**Work required:** Without the images, write out all of the following entries exactly.

**Information supplied:**
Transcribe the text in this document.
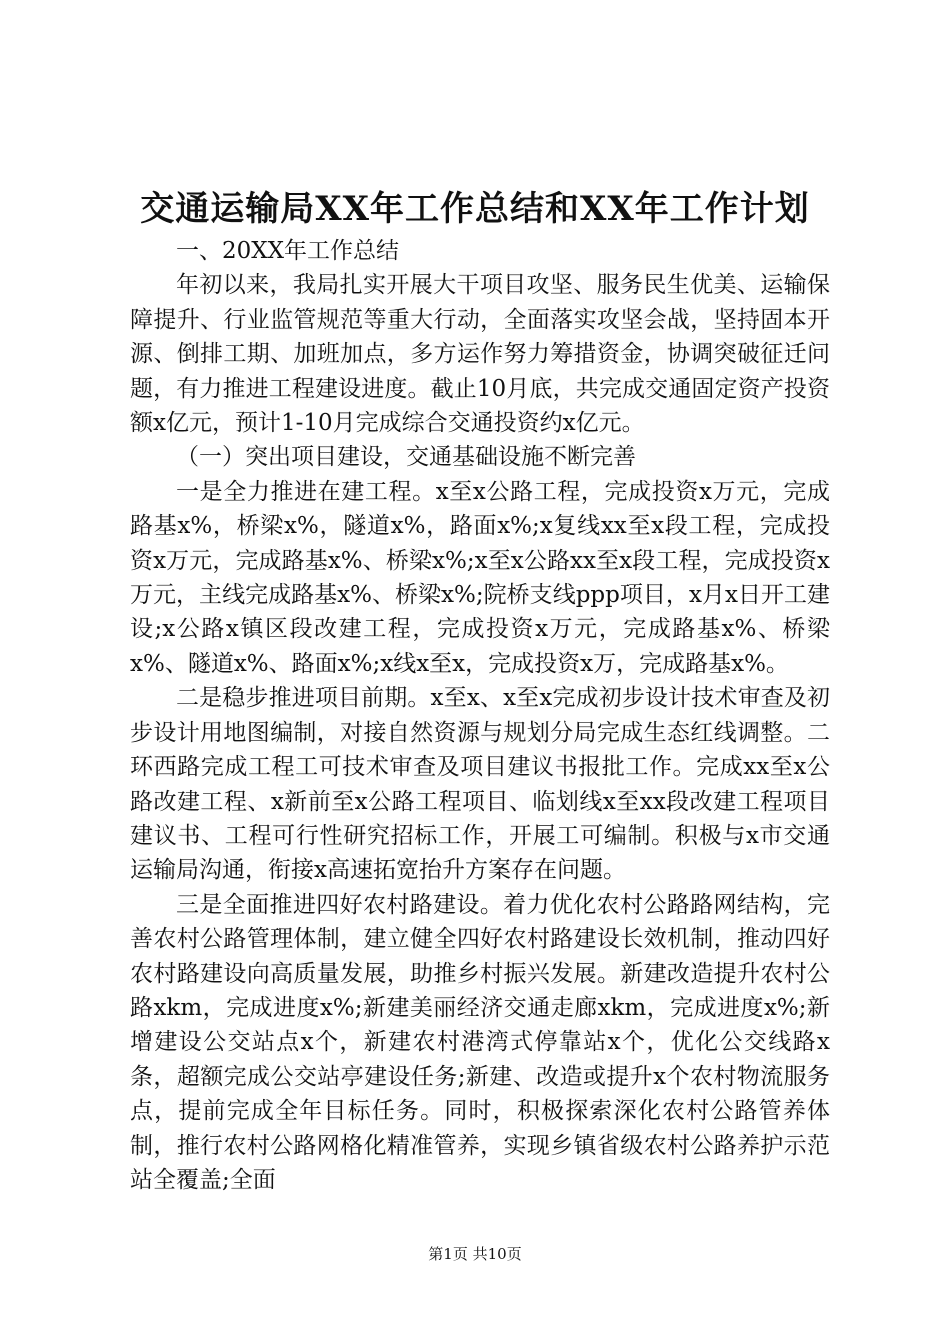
交通运输局XX年工作总结和XX年工作计划

一、20XX年工作总结

年初以来，我局扎实开展大干项目攻坚、服务民生优美、运输保障提升、行业监管规范等重大行动，全面落实攻坚会战，坚持固本开源、倒排工期、加班加点，多方运作努力筹措资金，协调突破征迁问题，有力推进工程建设进度。截止10月底，共完成交通固定资产投资额x亿元，预计1-10月完成综合交通投资约x亿元。

（一）突出项目建设，交通基础设施不断完善

一是全力推进在建工程。x至x公路工程，完成投资x万元，完成路基x%，桥梁x%，隧道x%，路面x%;x复线xx至x段工程，完成投资x万元，完成路基x%、桥梁x%;x至x公路xx至x段工程，完成投资x万元，主线完成路基x%、桥梁x%;院桥支线ppp项目，x月x日开工建设;x公路x镇区段改建工程，完成投资x万元，完成路基x%、桥梁x%、隧道x%、路面x%;x线x至x，完成投资x万，完成路基x%。

二是稳步推进项目前期。x至x、x至x完成初步设计技术审查及初步设计用地图编制，对接自然资源与规划分局完成生态红线调整。二环西路完成工程工可技术审查及项目建议书报批工作。完成xx至x公路改建工程、x新前至x公路工程项目、临划线x至xx段改建工程项目建议书、工程可行性研究招标工作，开展工可编制。积极与x市交通运输局沟通，衔接x高速拓宽抬升方案存在问题。

三是全面推进四好农村路建设。着力优化农村公路路网结构，完善农村公路管理体制，建立健全四好农村路建设长效机制，推动四好农村路建设向高质量发展，助推乡村振兴发展。新建改造提升农村公路xkm，完成进度x%;新建美丽经济交通走廊xkm，完成进度x%;新增建设公交站点x个，新建农村港湾式停靠站x个，优化公交线路x条，超额完成公交站亭建设任务;新建、改造或提升x个农村物流服务点，提前完成全年目标任务。同时，积极探索深化农村公路管养体制，推行农村公路网格化精准管养，实现乡镇省级农村公路养护示范站全覆盖;全面

第1页 共10页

**Answer for the task:**
Transcribe the text in this document.
交通运输局XX年工作总结和XX年工作计划

一、20XX年工作总结

年初以来，我局扎实开展大干项目攻坚、服务民生优美、运输保障提升、行业监管规范等重大行动，全面落实攻坚会战，坚持固本开源、倒排工期、加班加点，多方运作努力筹措资金，协调突破征迁问题，有力推进工程建设进度。截止10月底，共完成交通固定资产投资额x亿元，预计1-10月完成综合交通投资约x亿元。

（一）突出项目建设，交通基础设施不断完善

一是全力推进在建工程。x至x公路工程，完成投资x万元，完成路基x%，桥梁x%，隧道x%，路面x%;x复线xx至x段工程，完成投资x万元，完成路基x%、桥梁x%;x至x公路xx至x段工程，完成投资x万元，主线完成路基x%、桥梁x%;院桥支线ppp项目，x月x日开工建设;x公路x镇区段改建工程，完成投资x万元，完成路基x%、桥梁x%、隧道x%、路面x%;x线x至x，完成投资x万，完成路基x%。

二是稳步推进项目前期。x至x、x至x完成初步设计技术审查及初步设计用地图编制，对接自然资源与规划分局完成生态红线调整。二环西路完成工程工可技术审查及项目建议书报批工作。完成xx至x公路改建工程、x新前至x公路工程项目、临划线x至xx段改建工程项目建议书、工程可行性研究招标工作，开展工可编制。积极与x市交通运输局沟通，衔接x高速拓宽抬升方案存在问题。

三是全面推进四好农村路建设。着力优化农村公路路网结构，完善农村公路管理体制，建立健全四好农村路建设长效机制，推动四好农村路建设向高质量发展，助推乡村振兴发展。新建改造提升农村公路xkm，完成进度x%;新建美丽经济交通走廊xkm，完成进度x%;新增建设公交站点x个，新建农村港湾式停靠站x个，优化公交线路x条，超额完成公交站亭建设任务;新建、改造或提升x个农村物流服务点，提前完成全年目标任务。同时，积极探索深化农村公路管养体制，推行农村公路网格化精准管养，实现乡镇省级农村公路养护示范站全覆盖;全面

第1页 共10页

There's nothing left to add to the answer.